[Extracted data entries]
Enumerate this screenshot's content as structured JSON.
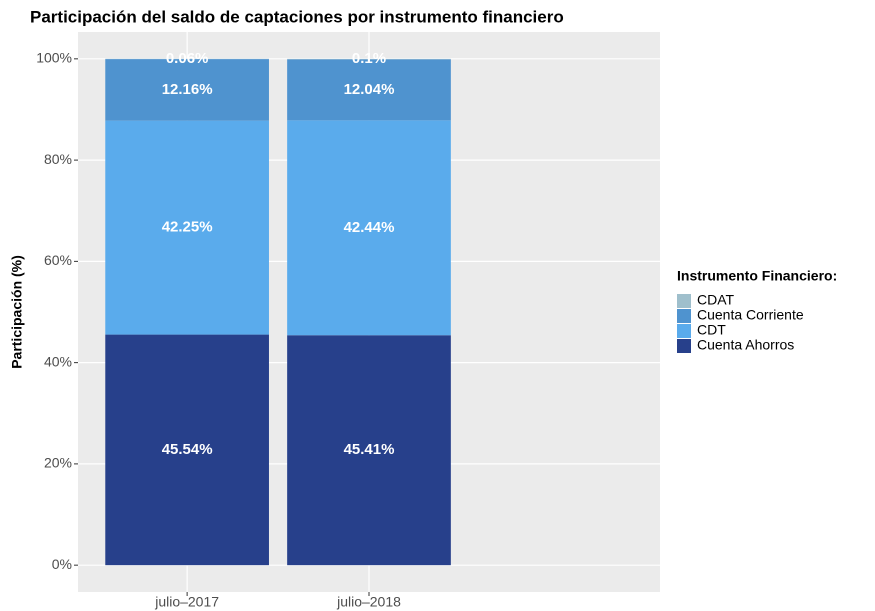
{
  "chart_data": {
    "type": "stacked_bar",
    "title": "Participación del saldo de captaciones por instrumento financiero",
    "y_label": "Participación (%)",
    "legend_title": "Instrumento Financiero:",
    "legend_position": "right",
    "grid": true,
    "categories": [
      "julio–2017",
      "julio–2018"
    ],
    "series": [
      {
        "name": "Cuenta Ahorros",
        "color": "#27408b",
        "values": [
          45.54,
          45.41
        ],
        "value_labels": [
          "45.54%",
          "45.41%"
        ]
      },
      {
        "name": "CDT",
        "color": "#5aabec",
        "values": [
          42.25,
          42.44
        ],
        "value_labels": [
          "42.25%",
          "42.44%"
        ]
      },
      {
        "name": "Cuenta Corriente",
        "color": "#4f93cf",
        "values": [
          12.16,
          12.04
        ],
        "value_labels": [
          "12.16%",
          "12.04%"
        ]
      },
      {
        "name": "CDAT",
        "color": "#9fbfcc",
        "values": [
          0.06,
          0.1
        ],
        "value_labels": [
          "0.06%",
          "0.1%"
        ]
      }
    ],
    "ylim": [
      -5.3,
      105.3
    ],
    "yticks": [
      {
        "value": 0,
        "label": "0%"
      },
      {
        "value": 20,
        "label": "20%"
      },
      {
        "value": 40,
        "label": "40%"
      },
      {
        "value": 60,
        "label": "60%"
      },
      {
        "value": 80,
        "label": "80%"
      },
      {
        "value": 100,
        "label": "100%"
      }
    ]
  }
}
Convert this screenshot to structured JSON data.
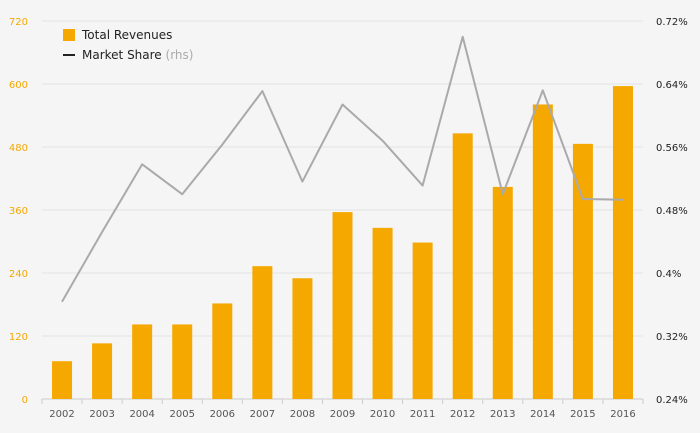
{
  "chart_data": {
    "type": "bar+line",
    "categories": [
      "2002",
      "2003",
      "2004",
      "2005",
      "2006",
      "2007",
      "2008",
      "2009",
      "2010",
      "2011",
      "2012",
      "2013",
      "2014",
      "2015",
      "2016"
    ],
    "series": [
      {
        "name": "Total Revenues",
        "type": "bar",
        "axis": "left",
        "color": "#f5a800",
        "values": [
          72,
          106,
          142,
          142,
          182,
          253,
          230,
          356,
          326,
          298,
          506,
          404,
          561,
          486,
          596
        ]
      },
      {
        "name": "Market Share",
        "name_suffix": "(rhs)",
        "type": "line",
        "axis": "right",
        "color": "#aaaaaa",
        "values": [
          0.3635,
          0.452,
          0.538,
          0.5,
          0.563,
          0.631,
          0.516,
          0.614,
          0.568,
          0.511,
          0.7,
          0.5,
          0.632,
          0.494,
          0.493
        ]
      }
    ],
    "left_axis": {
      "min": 0,
      "max": 720,
      "ticks": [
        "0",
        "120",
        "240",
        "360",
        "480",
        "600",
        "720"
      ]
    },
    "right_axis": {
      "min": 0.24,
      "max": 0.72,
      "ticks": [
        "0.24%",
        "0.32%",
        "0.4%",
        "0.48%",
        "0.56%",
        "0.64%",
        "0.72%"
      ]
    },
    "grid": true,
    "legend_position": "top-left"
  }
}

AIM:
Show each line in the entries that holds the string "structured".

OUTPUT OF THE EXERCISE:
Enumerate this screenshot's content as structured JSON.
Convert this screenshot to structured JSON data.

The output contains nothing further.